▶ EXERCISE REQUIREMENTS
Only the number is wanted: how many lines of these entries contain the word "name"?

— Start GIVEN RECORDS —

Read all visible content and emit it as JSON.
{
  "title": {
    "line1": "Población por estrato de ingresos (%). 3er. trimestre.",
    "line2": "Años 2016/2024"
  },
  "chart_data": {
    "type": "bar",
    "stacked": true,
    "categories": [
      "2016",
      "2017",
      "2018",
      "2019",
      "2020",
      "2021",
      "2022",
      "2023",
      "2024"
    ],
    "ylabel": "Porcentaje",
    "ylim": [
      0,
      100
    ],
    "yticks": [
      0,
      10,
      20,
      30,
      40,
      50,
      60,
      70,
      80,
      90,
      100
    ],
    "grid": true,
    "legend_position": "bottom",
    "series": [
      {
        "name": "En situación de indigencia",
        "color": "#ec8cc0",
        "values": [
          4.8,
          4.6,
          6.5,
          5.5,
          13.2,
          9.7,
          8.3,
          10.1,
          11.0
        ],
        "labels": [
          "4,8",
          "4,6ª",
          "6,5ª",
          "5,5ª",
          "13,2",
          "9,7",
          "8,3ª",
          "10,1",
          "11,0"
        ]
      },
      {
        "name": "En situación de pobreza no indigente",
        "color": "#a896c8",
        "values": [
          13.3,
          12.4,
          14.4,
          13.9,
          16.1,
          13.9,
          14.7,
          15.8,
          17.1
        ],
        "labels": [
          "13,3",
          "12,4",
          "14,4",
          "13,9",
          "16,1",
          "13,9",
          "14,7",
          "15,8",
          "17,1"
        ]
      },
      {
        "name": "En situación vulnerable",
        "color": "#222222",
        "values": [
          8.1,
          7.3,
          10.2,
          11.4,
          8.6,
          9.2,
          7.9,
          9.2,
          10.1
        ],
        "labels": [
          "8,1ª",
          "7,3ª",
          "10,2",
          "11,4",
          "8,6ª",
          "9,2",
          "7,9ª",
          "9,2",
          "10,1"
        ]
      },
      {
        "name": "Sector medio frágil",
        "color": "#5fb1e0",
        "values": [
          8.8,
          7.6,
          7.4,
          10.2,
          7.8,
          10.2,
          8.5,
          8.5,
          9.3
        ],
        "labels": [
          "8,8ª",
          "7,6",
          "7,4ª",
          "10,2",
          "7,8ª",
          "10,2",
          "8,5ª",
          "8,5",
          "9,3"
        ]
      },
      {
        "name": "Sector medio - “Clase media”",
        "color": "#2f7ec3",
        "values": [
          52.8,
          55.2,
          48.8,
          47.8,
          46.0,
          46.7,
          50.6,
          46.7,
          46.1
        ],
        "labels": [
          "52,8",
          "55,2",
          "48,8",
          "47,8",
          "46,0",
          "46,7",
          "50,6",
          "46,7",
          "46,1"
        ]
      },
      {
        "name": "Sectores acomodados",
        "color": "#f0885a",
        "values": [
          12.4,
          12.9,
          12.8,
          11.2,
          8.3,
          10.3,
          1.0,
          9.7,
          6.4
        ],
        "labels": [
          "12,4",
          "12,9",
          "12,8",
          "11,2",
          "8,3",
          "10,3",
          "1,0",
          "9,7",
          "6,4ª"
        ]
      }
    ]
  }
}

— End GIVEN RECORDS —

▶ ANSWER TO THE PROBLEM
6